Print the entries that appear below, exactly as written and without their pictures.

Source data:
# # # # #

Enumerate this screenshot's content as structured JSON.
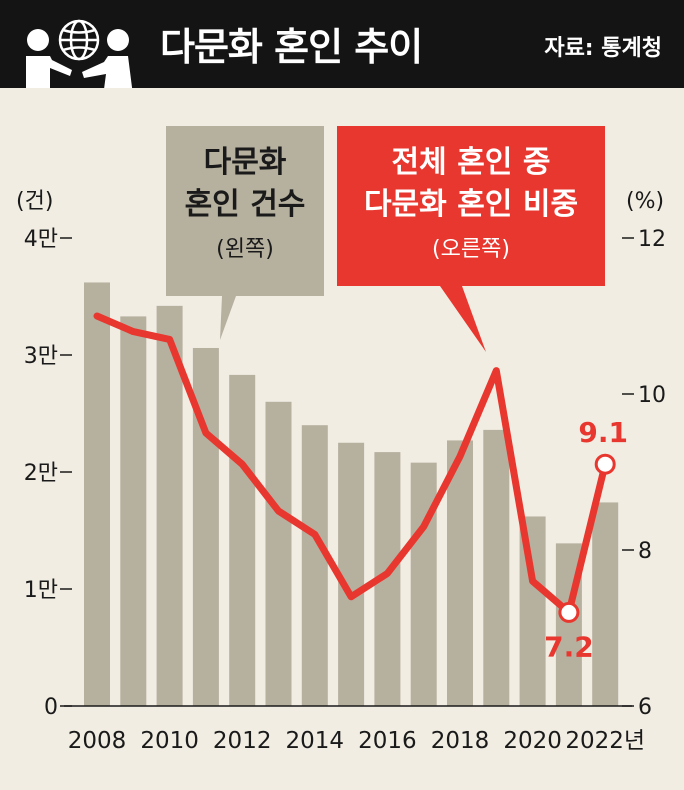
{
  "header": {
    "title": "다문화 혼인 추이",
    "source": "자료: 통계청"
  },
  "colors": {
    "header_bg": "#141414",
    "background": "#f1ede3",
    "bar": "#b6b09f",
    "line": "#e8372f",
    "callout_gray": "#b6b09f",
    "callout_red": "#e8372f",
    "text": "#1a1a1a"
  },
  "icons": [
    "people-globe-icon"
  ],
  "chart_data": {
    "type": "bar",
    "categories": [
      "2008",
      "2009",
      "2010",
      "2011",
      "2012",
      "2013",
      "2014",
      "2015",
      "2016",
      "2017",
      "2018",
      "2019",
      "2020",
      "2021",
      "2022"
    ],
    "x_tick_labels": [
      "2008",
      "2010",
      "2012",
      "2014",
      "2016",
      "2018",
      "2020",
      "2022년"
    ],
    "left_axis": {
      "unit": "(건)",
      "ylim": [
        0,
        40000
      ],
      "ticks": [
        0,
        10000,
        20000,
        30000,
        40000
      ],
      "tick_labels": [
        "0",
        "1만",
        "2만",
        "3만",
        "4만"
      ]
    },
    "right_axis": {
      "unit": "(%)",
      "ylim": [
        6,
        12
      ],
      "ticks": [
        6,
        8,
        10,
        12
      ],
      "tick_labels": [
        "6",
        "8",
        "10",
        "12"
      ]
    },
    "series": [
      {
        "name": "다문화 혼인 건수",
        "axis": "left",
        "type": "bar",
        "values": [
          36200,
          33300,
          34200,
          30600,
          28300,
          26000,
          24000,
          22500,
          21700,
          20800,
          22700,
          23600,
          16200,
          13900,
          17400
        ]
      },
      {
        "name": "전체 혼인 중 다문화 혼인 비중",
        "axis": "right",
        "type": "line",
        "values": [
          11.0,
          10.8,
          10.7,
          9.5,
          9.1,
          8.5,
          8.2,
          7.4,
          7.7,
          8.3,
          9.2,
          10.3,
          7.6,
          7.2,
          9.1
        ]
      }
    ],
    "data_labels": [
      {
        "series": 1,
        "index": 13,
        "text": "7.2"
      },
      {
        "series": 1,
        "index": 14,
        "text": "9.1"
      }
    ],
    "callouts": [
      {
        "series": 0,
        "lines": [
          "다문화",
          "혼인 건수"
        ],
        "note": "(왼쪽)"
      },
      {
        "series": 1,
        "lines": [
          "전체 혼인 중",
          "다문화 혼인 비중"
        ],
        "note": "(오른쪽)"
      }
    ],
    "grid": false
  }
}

# # # # #

ANSWER:
Enumerate this screenshot's content as structured JSON.
{
  "header": {
    "title": "다문화 혼인 추이",
    "source": "자료: 통계청"
  },
  "colors": {
    "header_bg": "#141414",
    "background": "#f1ede3",
    "bar": "#b6b09f",
    "line": "#e8372f",
    "callout_gray": "#b6b09f",
    "callout_red": "#e8372f",
    "text": "#1a1a1a"
  },
  "icons": [
    "people-globe-icon"
  ],
  "chart_data": {
    "type": "bar",
    "categories": [
      "2008",
      "2009",
      "2010",
      "2011",
      "2012",
      "2013",
      "2014",
      "2015",
      "2016",
      "2017",
      "2018",
      "2019",
      "2020",
      "2021",
      "2022"
    ],
    "x_tick_labels": [
      "2008",
      "2010",
      "2012",
      "2014",
      "2016",
      "2018",
      "2020",
      "2022년"
    ],
    "left_axis": {
      "unit": "(건)",
      "ylim": [
        0,
        40000
      ],
      "ticks": [
        0,
        10000,
        20000,
        30000,
        40000
      ],
      "tick_labels": [
        "0",
        "1만",
        "2만",
        "3만",
        "4만"
      ]
    },
    "right_axis": {
      "unit": "(%)",
      "ylim": [
        6,
        12
      ],
      "ticks": [
        6,
        8,
        10,
        12
      ],
      "tick_labels": [
        "6",
        "8",
        "10",
        "12"
      ]
    },
    "series": [
      {
        "name": "다문화 혼인 건수",
        "axis": "left",
        "type": "bar",
        "values": [
          36200,
          33300,
          34200,
          30600,
          28300,
          26000,
          24000,
          22500,
          21700,
          20800,
          22700,
          23600,
          16200,
          13900,
          17400
        ]
      },
      {
        "name": "전체 혼인 중 다문화 혼인 비중",
        "axis": "right",
        "type": "line",
        "values": [
          11.0,
          10.8,
          10.7,
          9.5,
          9.1,
          8.5,
          8.2,
          7.4,
          7.7,
          8.3,
          9.2,
          10.3,
          7.6,
          7.2,
          9.1
        ]
      }
    ],
    "data_labels": [
      {
        "series": 1,
        "index": 13,
        "text": "7.2"
      },
      {
        "series": 1,
        "index": 14,
        "text": "9.1"
      }
    ],
    "callouts": [
      {
        "series": 0,
        "lines": [
          "다문화",
          "혼인 건수"
        ],
        "note": "(왼쪽)"
      },
      {
        "series": 1,
        "lines": [
          "전체 혼인 중",
          "다문화 혼인 비중"
        ],
        "note": "(오른쪽)"
      }
    ],
    "grid": false
  }
}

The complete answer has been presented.